━━━ DATA FOR THIS EXERCISE

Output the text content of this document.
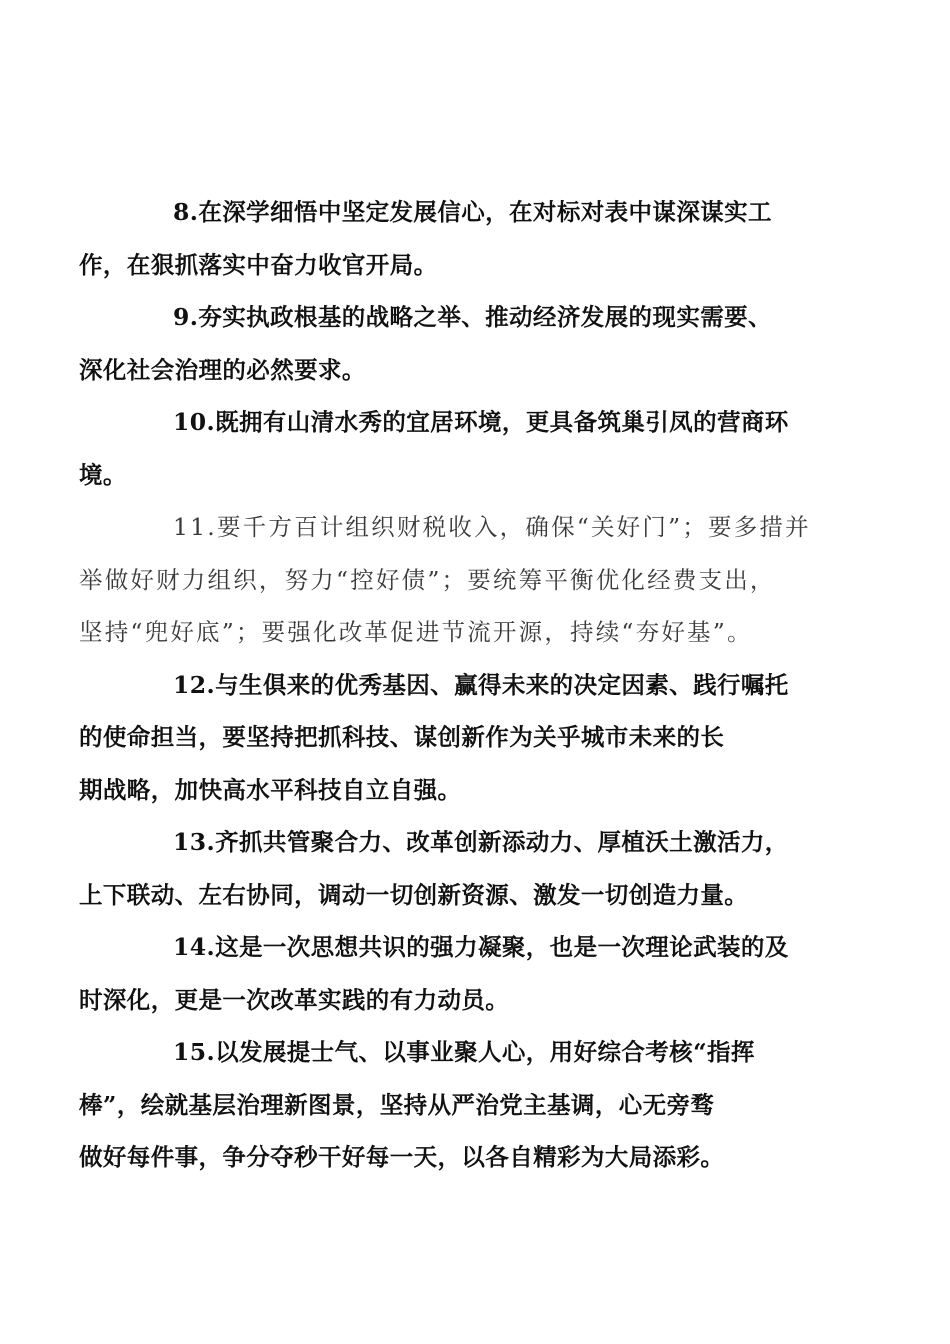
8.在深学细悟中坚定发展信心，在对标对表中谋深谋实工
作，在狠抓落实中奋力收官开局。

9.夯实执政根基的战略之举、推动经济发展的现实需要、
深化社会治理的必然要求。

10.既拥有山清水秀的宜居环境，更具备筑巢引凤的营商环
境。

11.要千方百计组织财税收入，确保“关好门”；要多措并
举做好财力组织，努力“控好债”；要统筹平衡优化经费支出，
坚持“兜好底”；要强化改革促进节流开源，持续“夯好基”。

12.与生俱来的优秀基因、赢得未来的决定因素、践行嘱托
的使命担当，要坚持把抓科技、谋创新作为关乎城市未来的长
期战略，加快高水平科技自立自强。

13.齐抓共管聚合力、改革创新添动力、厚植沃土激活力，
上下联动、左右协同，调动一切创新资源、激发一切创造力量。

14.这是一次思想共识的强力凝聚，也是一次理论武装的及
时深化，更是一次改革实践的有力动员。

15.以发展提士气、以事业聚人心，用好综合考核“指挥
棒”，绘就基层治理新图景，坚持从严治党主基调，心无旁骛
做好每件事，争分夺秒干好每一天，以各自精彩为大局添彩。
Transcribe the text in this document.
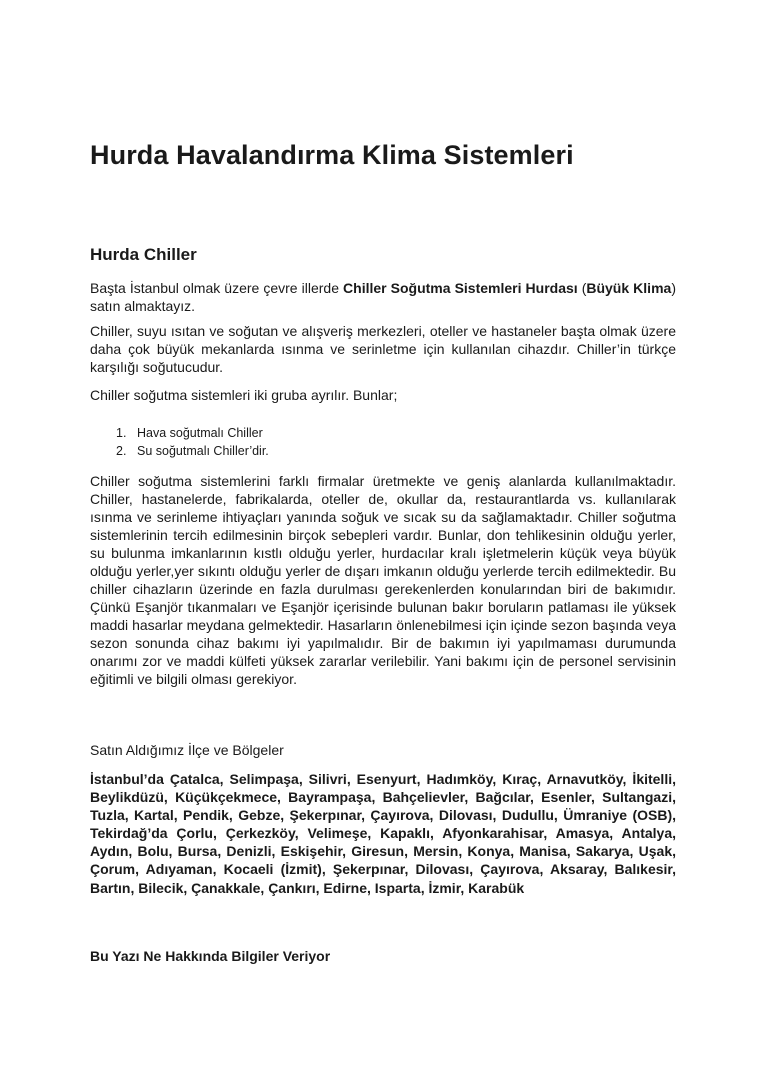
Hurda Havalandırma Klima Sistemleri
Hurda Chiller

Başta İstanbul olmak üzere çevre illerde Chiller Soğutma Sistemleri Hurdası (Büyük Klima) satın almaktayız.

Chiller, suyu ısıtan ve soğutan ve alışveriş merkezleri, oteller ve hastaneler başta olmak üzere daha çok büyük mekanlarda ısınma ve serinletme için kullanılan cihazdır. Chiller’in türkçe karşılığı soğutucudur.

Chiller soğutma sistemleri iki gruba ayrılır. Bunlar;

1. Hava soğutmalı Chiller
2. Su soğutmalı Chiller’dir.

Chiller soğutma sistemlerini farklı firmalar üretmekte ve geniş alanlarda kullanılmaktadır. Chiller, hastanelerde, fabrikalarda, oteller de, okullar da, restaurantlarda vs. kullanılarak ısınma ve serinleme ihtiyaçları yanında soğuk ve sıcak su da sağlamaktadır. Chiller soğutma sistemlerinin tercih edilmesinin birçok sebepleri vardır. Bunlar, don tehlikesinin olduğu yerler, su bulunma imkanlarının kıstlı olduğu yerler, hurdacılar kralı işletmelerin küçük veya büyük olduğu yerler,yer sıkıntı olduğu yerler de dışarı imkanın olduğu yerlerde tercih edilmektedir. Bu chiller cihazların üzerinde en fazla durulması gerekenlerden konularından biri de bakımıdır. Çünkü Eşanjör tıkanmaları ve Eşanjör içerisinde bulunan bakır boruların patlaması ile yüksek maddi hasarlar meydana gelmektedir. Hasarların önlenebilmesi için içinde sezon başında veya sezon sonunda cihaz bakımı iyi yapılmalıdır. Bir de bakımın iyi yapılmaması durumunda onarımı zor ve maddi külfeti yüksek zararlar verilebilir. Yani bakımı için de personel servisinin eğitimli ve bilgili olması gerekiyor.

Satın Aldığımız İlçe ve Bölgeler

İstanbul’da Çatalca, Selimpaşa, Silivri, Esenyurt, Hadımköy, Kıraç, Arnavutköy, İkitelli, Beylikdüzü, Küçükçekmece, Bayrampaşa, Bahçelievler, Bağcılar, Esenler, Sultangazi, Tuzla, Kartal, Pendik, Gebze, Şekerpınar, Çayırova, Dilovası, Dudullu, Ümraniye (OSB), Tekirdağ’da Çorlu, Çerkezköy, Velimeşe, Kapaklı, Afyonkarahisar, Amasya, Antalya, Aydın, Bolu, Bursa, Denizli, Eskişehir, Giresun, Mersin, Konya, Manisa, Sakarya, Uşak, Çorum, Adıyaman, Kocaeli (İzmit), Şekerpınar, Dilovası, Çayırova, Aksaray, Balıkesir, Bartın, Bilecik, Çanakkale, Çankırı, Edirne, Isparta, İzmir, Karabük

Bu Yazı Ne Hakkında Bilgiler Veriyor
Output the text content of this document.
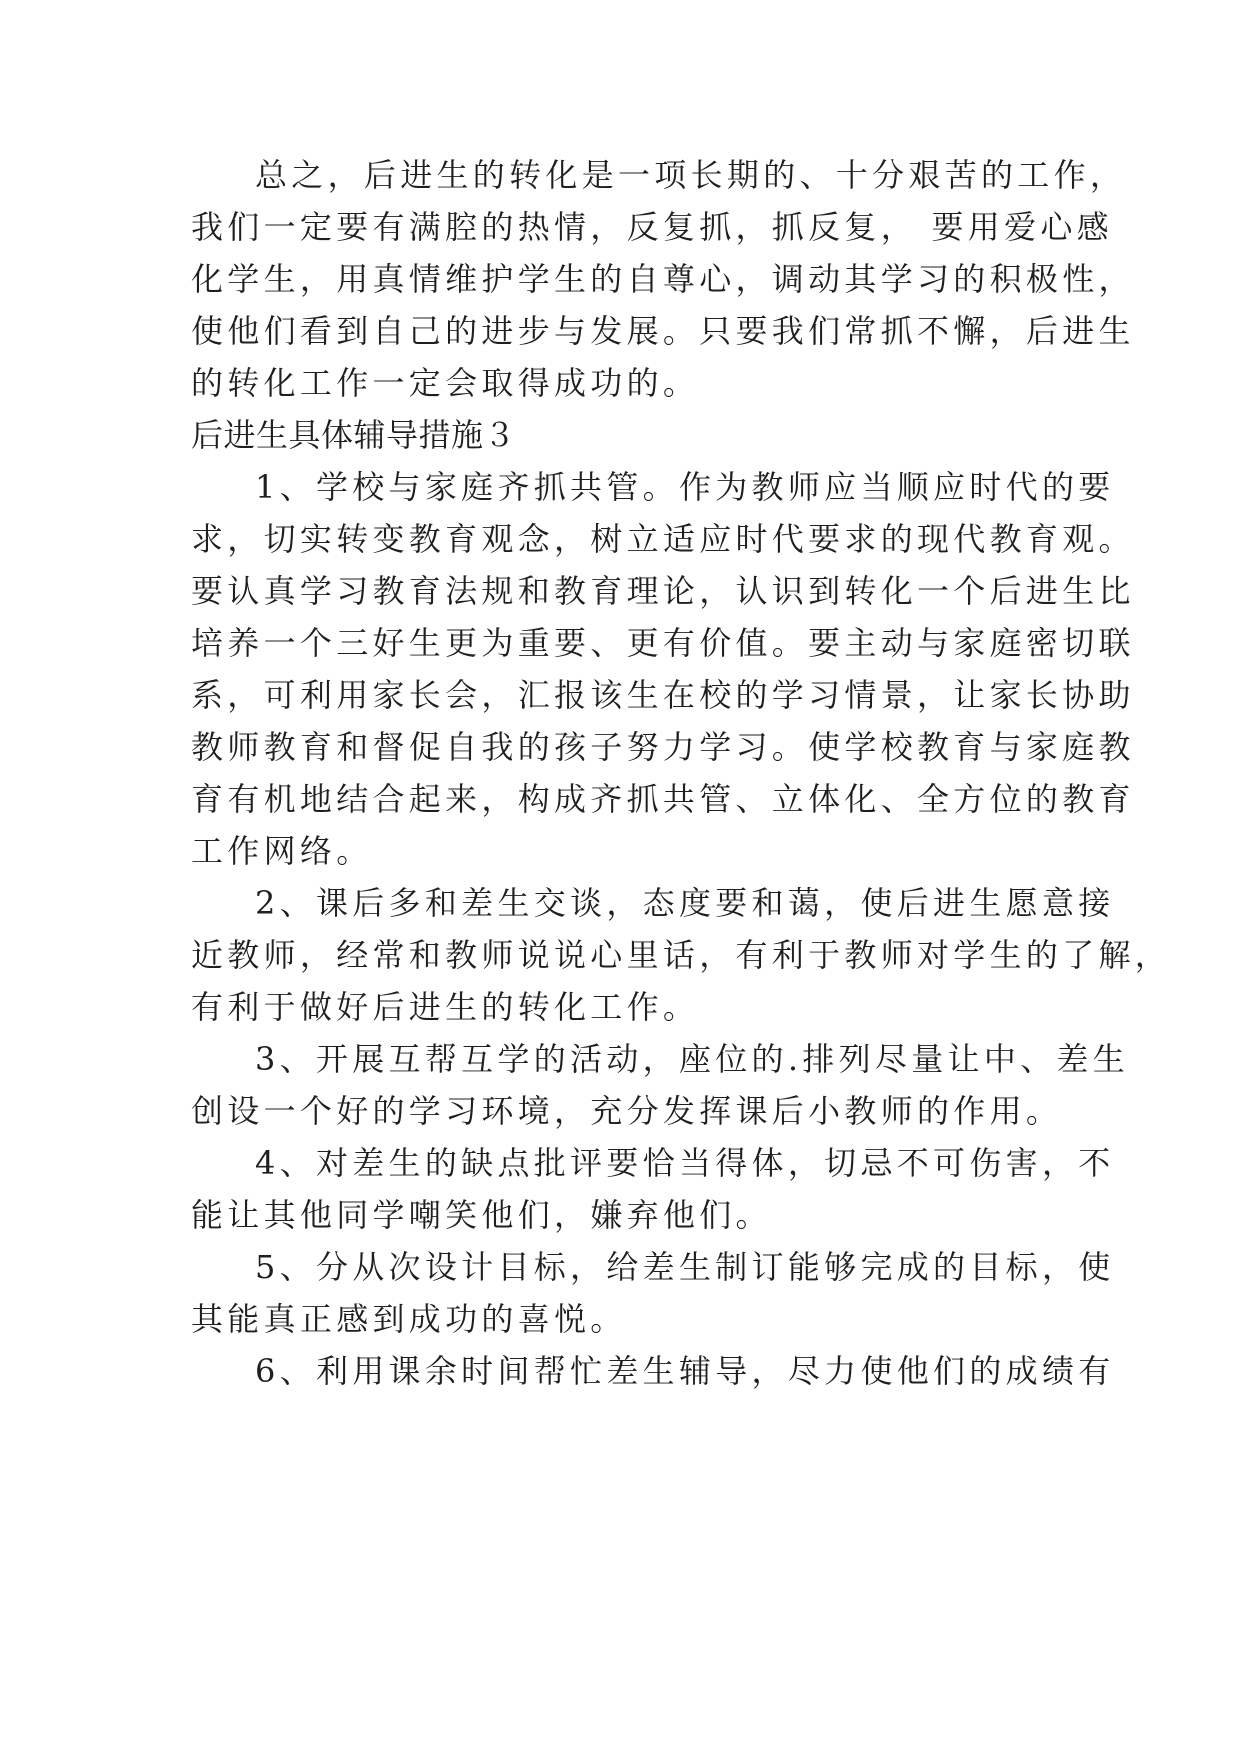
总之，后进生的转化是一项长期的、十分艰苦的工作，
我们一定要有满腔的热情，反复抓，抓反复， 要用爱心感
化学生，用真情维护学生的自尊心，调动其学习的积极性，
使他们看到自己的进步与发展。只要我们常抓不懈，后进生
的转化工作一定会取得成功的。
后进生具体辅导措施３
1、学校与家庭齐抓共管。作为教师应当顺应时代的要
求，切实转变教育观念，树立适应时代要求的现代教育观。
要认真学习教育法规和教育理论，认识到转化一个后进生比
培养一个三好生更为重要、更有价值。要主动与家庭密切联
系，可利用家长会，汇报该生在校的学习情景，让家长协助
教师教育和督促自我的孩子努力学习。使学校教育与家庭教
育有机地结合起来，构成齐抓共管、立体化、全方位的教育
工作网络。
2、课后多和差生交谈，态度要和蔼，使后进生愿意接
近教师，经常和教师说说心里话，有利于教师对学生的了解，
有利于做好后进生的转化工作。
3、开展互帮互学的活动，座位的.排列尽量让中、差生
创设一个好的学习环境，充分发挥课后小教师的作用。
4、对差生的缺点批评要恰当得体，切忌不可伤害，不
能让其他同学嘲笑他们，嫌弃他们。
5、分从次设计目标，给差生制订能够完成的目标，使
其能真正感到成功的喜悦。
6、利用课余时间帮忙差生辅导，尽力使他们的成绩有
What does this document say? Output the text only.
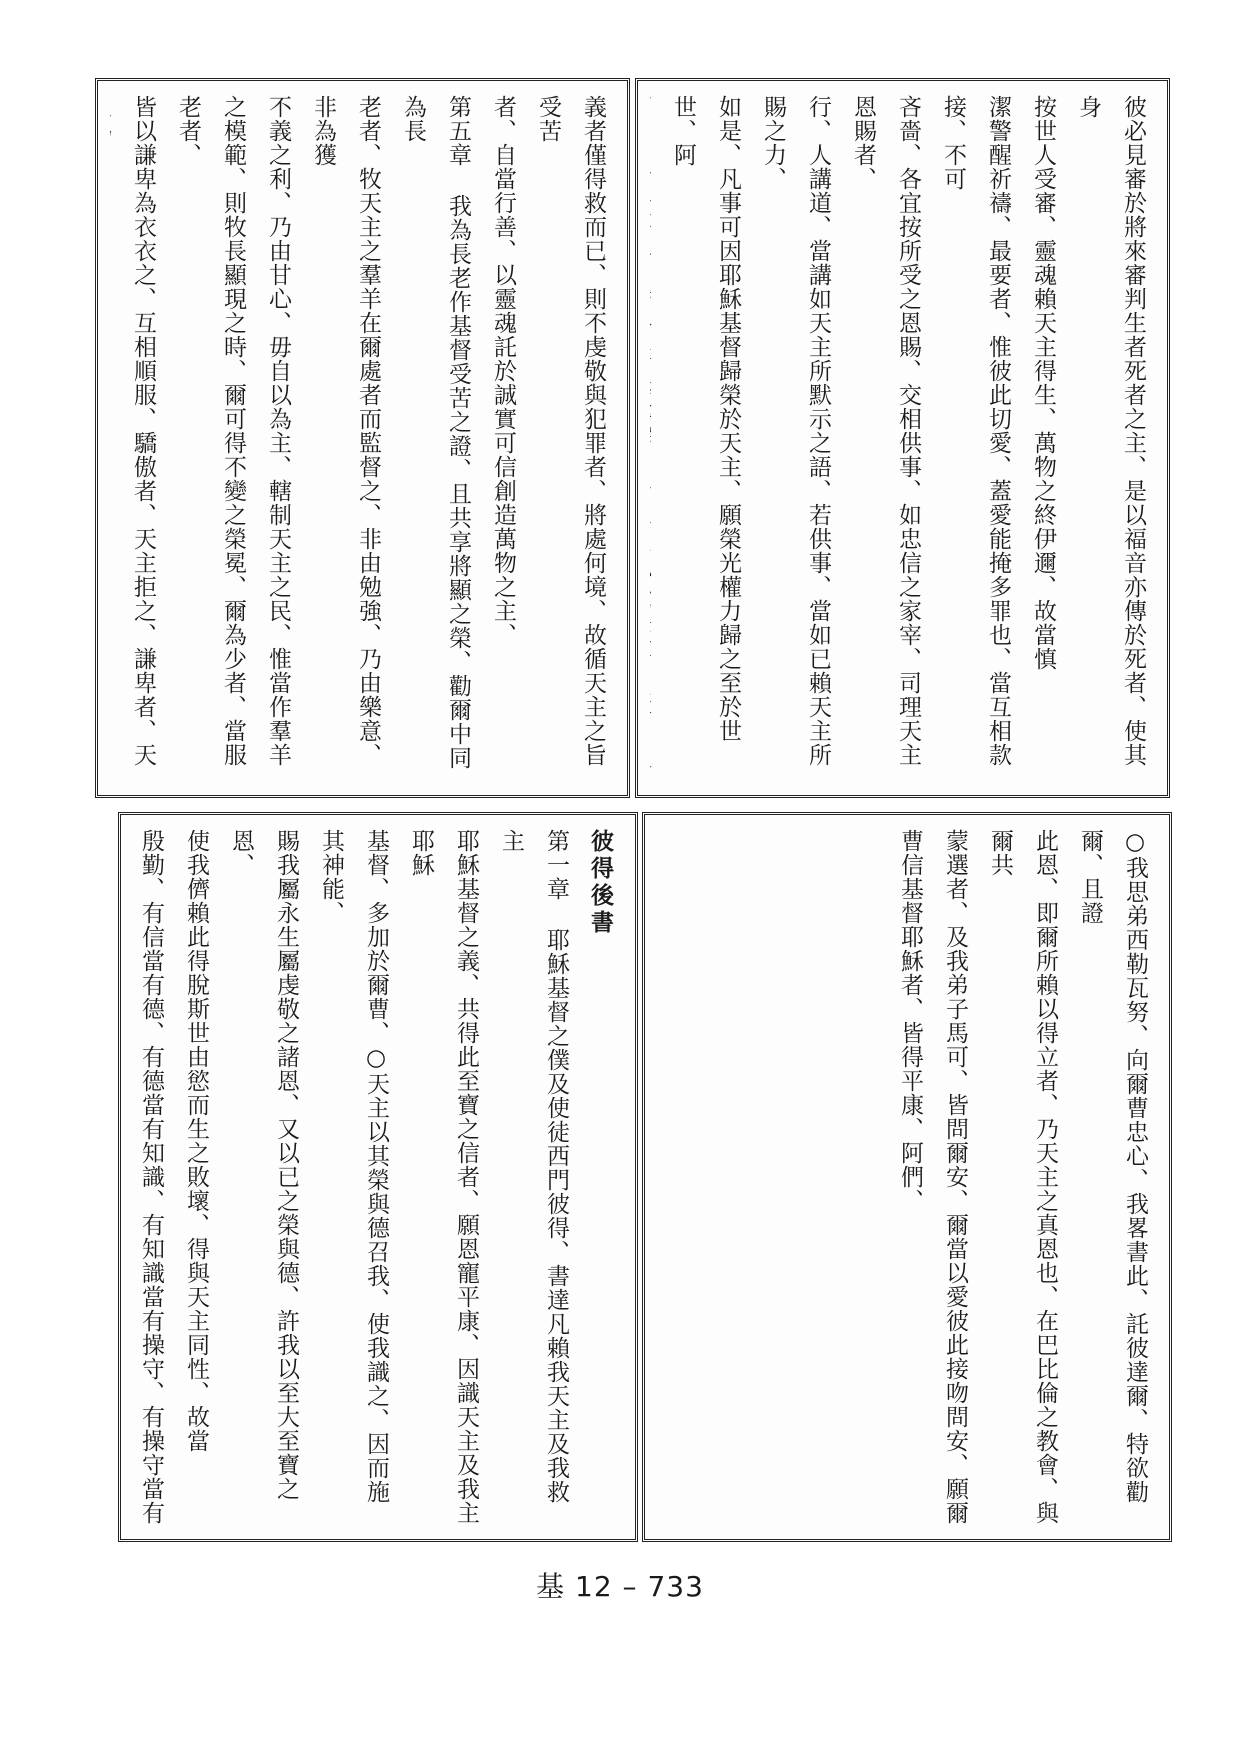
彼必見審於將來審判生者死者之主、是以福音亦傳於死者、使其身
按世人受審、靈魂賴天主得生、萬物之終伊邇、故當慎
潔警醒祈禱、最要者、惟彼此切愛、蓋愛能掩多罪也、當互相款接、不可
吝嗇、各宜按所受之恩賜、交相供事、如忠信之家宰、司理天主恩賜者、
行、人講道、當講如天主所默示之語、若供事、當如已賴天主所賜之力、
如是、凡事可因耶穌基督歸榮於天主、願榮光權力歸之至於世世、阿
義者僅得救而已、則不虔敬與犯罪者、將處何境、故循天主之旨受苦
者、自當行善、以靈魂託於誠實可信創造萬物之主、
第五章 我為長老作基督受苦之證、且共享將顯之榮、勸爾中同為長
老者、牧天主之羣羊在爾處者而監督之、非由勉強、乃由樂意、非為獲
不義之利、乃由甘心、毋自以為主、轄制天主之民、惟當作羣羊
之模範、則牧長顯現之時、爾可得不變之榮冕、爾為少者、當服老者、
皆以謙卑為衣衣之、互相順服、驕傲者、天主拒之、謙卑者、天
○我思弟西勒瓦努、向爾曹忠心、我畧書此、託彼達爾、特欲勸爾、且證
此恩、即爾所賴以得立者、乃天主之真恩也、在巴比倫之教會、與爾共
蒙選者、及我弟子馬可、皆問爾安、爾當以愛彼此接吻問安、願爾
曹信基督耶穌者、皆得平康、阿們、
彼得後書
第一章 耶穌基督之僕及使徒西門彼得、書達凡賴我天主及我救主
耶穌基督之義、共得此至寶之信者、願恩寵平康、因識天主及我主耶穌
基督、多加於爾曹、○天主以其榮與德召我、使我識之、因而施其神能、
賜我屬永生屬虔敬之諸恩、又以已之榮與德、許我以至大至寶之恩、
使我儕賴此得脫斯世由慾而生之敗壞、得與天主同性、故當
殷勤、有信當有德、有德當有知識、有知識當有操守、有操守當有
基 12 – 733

━━━━━━

§ TASK OBJECTIVE: Count how many lines contain "text" and give only that count.

§ SOLUTION TO THE PROBLEM: 4